* [INSTRUCTION]:
Review the listing and copy each line that holds the word "CHUVA".

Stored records

§ §

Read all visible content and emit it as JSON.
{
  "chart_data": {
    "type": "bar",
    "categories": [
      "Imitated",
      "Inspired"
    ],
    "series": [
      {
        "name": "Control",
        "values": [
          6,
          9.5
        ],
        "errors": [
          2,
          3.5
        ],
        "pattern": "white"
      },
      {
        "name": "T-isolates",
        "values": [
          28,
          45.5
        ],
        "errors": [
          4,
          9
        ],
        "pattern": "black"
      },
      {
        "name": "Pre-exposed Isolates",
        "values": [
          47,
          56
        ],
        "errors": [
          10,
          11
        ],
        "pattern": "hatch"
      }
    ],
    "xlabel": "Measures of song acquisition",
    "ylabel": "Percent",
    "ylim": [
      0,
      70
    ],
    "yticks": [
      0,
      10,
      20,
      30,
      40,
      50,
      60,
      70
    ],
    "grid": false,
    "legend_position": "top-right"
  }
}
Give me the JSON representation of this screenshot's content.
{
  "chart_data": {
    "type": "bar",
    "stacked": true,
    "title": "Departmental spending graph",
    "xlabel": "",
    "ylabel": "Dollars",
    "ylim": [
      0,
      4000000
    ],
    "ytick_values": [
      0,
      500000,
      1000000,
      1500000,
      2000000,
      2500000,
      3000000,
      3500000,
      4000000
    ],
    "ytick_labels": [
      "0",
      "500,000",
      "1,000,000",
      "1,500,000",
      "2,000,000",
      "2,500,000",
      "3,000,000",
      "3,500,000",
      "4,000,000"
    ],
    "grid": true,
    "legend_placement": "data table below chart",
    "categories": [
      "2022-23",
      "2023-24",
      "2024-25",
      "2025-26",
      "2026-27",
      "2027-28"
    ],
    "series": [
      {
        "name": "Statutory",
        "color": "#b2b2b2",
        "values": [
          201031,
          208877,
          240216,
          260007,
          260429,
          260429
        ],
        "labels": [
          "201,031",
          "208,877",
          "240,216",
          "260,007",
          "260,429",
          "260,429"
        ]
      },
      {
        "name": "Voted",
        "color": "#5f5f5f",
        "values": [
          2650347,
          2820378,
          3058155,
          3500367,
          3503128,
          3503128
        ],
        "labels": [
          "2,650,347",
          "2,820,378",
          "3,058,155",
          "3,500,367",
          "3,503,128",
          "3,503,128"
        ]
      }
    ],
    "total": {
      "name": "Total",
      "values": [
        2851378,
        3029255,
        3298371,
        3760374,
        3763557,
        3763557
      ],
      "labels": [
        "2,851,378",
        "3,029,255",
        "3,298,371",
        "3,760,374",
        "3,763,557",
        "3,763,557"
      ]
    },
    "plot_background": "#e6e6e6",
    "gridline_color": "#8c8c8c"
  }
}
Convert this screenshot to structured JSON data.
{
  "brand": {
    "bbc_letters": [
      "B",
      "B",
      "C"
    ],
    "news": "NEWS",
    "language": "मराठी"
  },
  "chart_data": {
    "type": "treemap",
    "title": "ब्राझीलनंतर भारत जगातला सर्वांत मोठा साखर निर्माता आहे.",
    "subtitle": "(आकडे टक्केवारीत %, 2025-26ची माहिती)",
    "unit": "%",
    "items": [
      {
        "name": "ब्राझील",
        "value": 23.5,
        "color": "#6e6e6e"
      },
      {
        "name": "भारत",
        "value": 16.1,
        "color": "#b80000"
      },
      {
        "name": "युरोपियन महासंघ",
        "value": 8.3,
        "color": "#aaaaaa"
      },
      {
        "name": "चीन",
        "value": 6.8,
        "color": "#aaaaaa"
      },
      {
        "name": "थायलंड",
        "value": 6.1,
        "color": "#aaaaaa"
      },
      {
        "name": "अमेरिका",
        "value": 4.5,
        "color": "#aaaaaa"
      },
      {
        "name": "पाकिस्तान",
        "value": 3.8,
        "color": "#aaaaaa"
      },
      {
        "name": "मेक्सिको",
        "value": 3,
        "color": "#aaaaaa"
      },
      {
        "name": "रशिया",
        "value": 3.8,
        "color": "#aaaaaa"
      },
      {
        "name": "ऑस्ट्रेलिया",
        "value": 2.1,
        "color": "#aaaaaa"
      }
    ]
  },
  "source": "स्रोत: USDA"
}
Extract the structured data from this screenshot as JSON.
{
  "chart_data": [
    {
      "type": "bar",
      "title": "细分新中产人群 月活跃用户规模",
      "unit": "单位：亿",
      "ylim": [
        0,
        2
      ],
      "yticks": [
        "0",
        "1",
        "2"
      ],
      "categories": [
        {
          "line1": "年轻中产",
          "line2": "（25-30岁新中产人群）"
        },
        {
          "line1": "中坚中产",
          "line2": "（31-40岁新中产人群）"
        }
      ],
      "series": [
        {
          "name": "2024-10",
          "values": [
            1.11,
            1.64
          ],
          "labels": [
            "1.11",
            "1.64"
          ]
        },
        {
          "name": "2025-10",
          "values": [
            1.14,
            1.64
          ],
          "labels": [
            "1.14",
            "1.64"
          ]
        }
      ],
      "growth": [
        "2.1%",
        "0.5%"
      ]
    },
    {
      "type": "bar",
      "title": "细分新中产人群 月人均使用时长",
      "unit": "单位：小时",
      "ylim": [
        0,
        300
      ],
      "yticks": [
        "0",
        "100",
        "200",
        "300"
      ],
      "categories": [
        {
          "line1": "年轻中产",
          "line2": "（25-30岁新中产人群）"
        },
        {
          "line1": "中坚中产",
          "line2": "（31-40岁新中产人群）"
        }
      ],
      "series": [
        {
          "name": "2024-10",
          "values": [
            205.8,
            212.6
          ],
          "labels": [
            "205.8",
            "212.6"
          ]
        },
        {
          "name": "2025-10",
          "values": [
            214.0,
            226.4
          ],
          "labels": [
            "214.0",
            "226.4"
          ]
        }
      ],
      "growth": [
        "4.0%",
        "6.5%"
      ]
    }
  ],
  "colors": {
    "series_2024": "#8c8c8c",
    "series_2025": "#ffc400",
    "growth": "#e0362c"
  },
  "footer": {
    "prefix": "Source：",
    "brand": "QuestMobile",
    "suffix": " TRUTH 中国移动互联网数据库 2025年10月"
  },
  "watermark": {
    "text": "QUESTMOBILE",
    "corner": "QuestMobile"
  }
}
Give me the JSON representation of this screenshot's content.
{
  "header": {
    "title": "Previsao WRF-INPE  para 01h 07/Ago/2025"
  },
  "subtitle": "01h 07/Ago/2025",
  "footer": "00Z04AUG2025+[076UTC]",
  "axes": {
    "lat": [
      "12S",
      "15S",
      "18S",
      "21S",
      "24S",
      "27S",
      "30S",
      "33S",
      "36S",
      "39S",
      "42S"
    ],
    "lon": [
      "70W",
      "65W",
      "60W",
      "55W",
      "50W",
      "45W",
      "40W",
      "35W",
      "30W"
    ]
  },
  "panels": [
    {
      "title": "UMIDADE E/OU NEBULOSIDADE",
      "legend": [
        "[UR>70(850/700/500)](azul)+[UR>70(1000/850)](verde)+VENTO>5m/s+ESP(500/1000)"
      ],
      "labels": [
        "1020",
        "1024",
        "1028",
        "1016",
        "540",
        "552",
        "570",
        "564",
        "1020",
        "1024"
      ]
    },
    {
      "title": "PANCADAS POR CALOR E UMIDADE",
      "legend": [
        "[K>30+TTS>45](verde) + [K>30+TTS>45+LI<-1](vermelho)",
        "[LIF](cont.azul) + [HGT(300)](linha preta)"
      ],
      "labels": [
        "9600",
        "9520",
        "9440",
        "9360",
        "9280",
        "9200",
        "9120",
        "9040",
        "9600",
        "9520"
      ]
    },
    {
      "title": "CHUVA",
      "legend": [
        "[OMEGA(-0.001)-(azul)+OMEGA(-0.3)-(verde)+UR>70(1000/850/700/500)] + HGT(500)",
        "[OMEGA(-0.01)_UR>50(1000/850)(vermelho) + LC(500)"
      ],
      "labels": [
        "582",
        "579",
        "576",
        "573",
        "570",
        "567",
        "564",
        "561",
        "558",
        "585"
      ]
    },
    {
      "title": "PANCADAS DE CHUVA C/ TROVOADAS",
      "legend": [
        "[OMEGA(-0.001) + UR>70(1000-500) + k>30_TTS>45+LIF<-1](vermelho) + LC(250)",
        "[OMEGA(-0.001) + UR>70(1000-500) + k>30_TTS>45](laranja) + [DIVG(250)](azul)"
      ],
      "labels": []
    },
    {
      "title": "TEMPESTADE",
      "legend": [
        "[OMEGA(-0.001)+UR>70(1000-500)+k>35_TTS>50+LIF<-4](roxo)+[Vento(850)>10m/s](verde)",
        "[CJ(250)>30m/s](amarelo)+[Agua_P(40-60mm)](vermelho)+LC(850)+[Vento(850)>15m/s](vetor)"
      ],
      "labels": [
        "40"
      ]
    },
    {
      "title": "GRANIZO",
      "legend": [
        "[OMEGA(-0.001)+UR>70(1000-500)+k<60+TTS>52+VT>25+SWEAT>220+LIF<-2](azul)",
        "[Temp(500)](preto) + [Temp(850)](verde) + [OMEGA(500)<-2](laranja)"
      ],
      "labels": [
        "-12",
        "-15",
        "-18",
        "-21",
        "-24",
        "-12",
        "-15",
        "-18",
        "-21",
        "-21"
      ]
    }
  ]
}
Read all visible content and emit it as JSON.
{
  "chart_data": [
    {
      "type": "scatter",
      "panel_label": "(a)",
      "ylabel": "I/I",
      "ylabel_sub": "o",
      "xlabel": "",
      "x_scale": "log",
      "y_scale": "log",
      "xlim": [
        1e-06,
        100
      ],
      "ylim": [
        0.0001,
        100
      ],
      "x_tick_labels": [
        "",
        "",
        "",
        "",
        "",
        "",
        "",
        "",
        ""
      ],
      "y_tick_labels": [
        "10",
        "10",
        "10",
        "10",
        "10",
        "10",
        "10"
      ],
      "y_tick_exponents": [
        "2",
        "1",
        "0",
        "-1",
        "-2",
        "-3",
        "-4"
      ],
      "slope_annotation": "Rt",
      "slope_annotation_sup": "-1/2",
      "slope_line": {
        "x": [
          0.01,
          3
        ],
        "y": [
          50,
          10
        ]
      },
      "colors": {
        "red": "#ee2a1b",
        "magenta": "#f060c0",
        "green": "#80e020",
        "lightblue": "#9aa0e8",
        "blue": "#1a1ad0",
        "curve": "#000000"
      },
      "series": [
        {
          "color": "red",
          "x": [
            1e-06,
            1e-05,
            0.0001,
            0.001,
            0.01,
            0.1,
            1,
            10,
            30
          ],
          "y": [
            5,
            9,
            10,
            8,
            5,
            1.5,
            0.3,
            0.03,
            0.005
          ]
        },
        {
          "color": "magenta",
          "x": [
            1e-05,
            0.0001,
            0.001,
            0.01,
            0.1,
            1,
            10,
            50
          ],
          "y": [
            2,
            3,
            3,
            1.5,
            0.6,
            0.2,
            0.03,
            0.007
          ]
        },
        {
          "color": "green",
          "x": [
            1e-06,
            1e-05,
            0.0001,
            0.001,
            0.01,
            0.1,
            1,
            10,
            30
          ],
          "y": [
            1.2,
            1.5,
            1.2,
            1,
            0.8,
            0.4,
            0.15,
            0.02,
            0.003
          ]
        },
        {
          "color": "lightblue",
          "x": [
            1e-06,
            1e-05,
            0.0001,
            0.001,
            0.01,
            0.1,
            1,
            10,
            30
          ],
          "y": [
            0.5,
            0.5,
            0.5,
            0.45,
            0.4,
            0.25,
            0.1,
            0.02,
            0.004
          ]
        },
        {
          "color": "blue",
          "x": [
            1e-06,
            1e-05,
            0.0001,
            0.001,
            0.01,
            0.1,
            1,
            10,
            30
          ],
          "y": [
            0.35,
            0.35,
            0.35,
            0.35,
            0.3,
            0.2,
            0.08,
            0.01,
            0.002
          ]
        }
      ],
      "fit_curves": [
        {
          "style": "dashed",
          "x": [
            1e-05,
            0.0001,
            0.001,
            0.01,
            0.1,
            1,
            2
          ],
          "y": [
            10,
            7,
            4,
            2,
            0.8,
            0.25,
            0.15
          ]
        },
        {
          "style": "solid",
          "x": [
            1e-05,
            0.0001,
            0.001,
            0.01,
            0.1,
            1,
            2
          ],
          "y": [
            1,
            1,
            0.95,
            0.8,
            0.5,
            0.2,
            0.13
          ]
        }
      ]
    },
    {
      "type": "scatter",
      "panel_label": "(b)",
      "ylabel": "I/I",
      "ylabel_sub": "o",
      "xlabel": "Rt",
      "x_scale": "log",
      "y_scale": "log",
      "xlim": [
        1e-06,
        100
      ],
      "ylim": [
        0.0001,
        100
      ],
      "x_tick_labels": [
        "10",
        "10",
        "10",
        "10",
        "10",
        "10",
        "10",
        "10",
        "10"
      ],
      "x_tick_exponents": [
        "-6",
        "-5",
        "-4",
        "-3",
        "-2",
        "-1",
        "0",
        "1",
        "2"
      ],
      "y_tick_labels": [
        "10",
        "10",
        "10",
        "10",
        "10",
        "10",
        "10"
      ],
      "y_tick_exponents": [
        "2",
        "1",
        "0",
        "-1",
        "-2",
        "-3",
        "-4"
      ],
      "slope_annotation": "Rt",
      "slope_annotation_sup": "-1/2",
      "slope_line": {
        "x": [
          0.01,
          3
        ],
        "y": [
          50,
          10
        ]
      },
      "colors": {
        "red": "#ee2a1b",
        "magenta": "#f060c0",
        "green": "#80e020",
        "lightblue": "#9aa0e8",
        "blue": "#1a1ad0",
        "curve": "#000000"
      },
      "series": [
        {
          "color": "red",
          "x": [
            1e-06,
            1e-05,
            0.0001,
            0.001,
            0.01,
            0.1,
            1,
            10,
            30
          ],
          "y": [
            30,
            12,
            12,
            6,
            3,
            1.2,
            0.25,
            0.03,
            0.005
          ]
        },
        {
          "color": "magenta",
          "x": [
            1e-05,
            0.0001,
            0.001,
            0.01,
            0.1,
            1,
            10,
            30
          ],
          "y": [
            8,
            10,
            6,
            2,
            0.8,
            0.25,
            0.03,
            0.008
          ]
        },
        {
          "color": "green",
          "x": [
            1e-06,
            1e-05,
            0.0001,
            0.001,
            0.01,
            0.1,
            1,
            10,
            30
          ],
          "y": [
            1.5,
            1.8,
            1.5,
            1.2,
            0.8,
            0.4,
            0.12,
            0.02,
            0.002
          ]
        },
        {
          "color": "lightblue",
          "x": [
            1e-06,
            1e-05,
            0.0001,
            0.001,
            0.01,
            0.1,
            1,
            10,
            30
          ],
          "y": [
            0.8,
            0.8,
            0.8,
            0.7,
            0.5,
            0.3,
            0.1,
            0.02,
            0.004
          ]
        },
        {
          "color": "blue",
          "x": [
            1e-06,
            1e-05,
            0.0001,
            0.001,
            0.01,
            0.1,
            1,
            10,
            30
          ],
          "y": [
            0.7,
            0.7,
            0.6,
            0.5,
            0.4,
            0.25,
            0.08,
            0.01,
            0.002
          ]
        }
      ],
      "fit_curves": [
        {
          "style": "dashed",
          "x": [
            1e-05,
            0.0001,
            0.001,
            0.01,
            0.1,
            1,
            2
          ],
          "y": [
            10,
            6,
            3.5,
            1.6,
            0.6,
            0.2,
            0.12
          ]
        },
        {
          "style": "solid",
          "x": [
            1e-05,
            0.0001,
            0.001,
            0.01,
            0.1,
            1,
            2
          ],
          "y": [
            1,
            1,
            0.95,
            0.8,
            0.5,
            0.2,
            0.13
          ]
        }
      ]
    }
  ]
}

§ §

* [WRITTEN ANSWER]:
      "title": "CHUVA",
      "title": "PANCADAS DE CHUVA C/ TROVOADAS",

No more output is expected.